# Requirements:
Read the lines below. Copy out any that hold the string "старейшин".

_ _ _ _

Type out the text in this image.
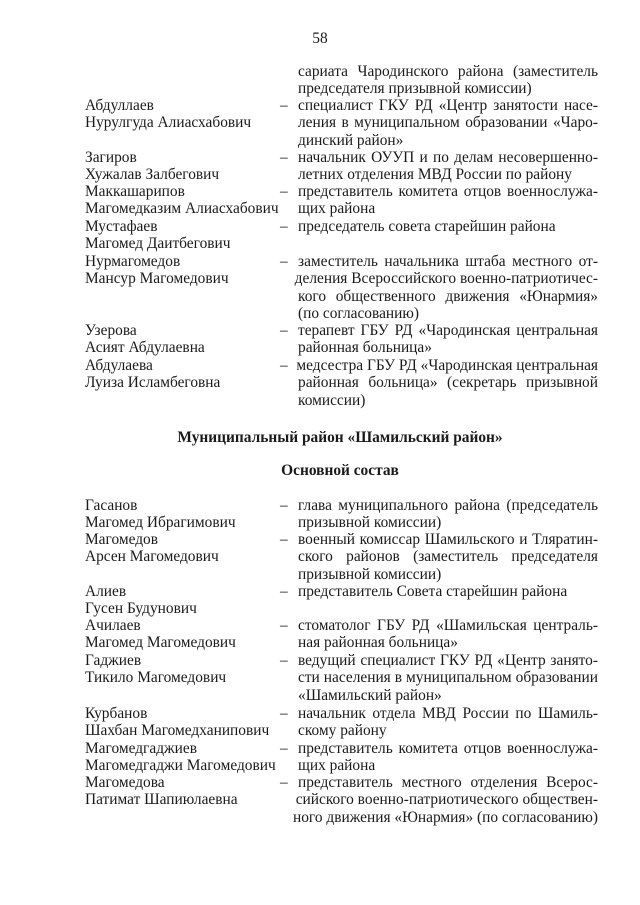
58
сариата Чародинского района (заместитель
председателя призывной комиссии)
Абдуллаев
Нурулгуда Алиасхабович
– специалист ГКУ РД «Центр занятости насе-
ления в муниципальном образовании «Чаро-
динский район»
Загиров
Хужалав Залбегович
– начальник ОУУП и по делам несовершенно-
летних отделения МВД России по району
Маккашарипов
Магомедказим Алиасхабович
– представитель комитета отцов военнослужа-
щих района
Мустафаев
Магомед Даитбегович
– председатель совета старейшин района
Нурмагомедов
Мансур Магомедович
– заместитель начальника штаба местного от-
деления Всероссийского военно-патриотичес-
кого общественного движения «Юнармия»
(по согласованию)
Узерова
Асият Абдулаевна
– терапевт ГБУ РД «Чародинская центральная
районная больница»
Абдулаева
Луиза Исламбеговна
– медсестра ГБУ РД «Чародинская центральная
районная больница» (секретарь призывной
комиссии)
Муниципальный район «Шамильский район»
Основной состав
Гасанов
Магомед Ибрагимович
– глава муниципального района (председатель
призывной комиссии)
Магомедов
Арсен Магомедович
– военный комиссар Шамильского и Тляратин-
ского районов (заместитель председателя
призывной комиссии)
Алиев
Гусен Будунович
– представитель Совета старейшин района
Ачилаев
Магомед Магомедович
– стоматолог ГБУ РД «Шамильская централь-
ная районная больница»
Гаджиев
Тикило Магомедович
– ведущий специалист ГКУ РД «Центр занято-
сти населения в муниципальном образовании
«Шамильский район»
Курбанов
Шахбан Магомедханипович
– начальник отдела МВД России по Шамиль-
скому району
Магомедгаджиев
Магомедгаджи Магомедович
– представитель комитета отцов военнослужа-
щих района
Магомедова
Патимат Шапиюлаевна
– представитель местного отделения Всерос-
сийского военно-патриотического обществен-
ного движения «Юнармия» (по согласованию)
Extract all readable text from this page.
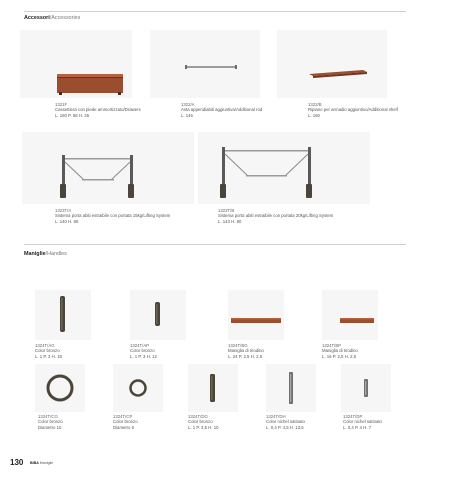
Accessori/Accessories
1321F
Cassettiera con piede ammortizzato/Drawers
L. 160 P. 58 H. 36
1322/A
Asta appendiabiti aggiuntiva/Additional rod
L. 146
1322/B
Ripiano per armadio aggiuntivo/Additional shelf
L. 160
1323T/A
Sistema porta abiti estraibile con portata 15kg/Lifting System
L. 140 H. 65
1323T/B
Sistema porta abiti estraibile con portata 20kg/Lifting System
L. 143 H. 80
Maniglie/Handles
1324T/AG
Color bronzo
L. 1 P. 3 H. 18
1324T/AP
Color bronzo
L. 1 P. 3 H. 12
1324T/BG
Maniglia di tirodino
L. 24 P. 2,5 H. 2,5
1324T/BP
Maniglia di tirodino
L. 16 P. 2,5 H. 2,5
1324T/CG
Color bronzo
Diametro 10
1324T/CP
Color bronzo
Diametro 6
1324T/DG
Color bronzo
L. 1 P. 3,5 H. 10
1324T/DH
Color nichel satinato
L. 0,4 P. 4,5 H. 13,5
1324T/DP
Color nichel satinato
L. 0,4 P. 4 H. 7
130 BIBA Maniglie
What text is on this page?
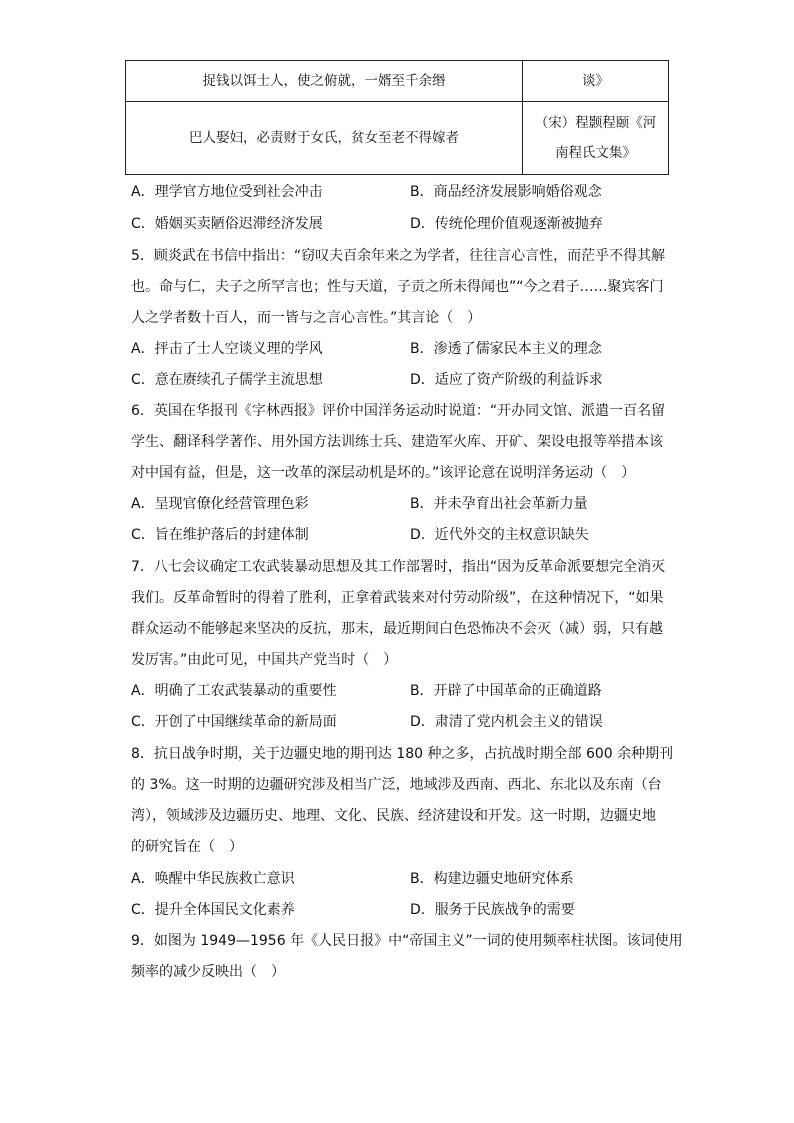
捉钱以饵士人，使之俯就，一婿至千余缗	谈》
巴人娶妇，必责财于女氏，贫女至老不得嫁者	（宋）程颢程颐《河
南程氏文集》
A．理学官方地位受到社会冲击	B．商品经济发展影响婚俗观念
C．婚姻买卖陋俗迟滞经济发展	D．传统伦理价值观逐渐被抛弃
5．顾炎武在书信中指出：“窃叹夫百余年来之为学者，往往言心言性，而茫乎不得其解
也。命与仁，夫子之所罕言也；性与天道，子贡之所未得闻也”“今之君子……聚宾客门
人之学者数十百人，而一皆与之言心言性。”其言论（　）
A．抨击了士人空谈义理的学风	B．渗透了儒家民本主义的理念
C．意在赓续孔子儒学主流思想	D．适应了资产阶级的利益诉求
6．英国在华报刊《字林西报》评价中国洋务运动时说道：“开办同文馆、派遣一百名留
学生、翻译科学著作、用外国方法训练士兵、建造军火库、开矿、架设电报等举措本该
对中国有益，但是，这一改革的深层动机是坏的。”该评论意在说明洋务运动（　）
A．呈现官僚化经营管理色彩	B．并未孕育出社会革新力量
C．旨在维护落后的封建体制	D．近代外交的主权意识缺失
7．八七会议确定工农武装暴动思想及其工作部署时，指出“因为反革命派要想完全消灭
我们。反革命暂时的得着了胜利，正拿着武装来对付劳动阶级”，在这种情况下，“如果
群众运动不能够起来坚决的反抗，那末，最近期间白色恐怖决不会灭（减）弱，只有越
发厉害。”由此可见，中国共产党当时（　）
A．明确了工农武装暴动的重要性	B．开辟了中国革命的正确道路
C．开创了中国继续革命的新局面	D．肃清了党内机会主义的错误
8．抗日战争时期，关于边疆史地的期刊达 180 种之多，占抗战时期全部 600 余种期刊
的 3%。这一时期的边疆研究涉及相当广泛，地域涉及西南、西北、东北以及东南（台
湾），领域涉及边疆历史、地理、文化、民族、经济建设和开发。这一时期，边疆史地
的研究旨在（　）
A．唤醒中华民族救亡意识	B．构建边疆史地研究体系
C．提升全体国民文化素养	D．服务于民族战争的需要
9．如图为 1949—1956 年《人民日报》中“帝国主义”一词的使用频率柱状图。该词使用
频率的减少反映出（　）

_ _ _ _

# Reply to the exercise:
– председатель совета старейшин района
– представитель Совета старейшин района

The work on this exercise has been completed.